Stored data entries
═══

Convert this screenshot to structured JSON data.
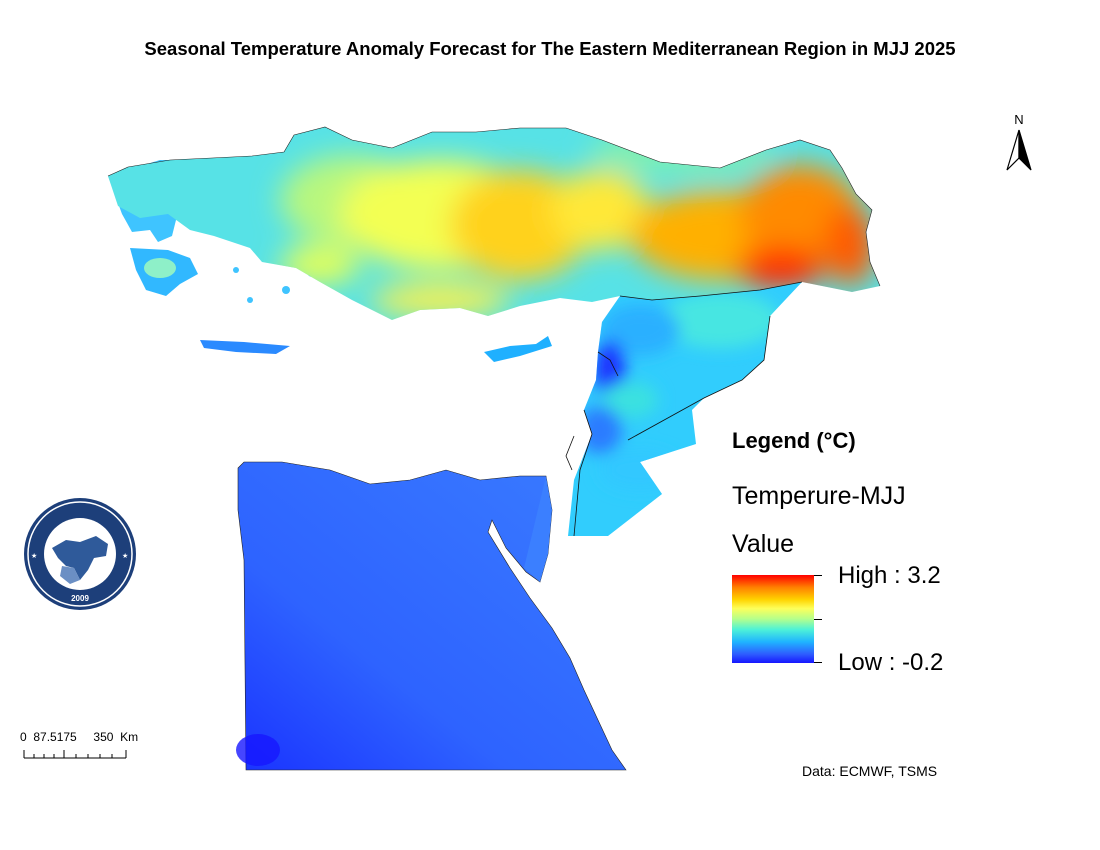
{
  "title": "Seasonal Temperature Anomaly Forecast for The Eastern Mediterranean Region in MJJ 2025",
  "north_arrow": {
    "label": "N",
    "icon": "north-arrow-icon"
  },
  "legend": {
    "heading": "Legend (°C)",
    "layer_name": "Temperure-MJJ",
    "field_label": "Value",
    "high_label": "High : 3.2",
    "low_label": "Low : -0.2",
    "high_value": 3.2,
    "low_value": -0.2,
    "ramp_colors": [
      "#ff0000",
      "#ff8000",
      "#ffd400",
      "#fdff5a",
      "#b4ff8c",
      "#4df2d8",
      "#1fb4ff",
      "#2e5cff",
      "#1616ff"
    ]
  },
  "scale_bar": {
    "labels": "0  87.5175     350  Km",
    "unit": "Km"
  },
  "credit": "Data: ECMWF, TSMS",
  "logo": {
    "icon": "emcc-logo-icon",
    "text": "EASTERN MEDITERRANEAN CLIMATE CENTRE",
    "year": "2009"
  }
}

═══

### SET TASK
Copy all of the entries verbatim, leaving out any pictures they contain.

### OUTPUT OF THE EXERCISE
Convert this screenshot to structured JSON data.
{
  "title": "Seasonal Temperature Anomaly Forecast for The Eastern Mediterranean Region in MJJ 2025",
  "north_arrow": {
    "label": "N",
    "icon": "north-arrow-icon"
  },
  "legend": {
    "heading": "Legend (°C)",
    "layer_name": "Temperure-MJJ",
    "field_label": "Value",
    "high_label": "High : 3.2",
    "low_label": "Low : -0.2",
    "high_value": 3.2,
    "low_value": -0.2,
    "ramp_colors": [
      "#ff0000",
      "#ff8000",
      "#ffd400",
      "#fdff5a",
      "#b4ff8c",
      "#4df2d8",
      "#1fb4ff",
      "#2e5cff",
      "#1616ff"
    ]
  },
  "scale_bar": {
    "labels": "0  87.5175     350  Km",
    "unit": "Km"
  },
  "credit": "Data: ECMWF, TSMS",
  "logo": {
    "icon": "emcc-logo-icon",
    "text": "EASTERN MEDITERRANEAN CLIMATE CENTRE",
    "year": "2009"
  }
}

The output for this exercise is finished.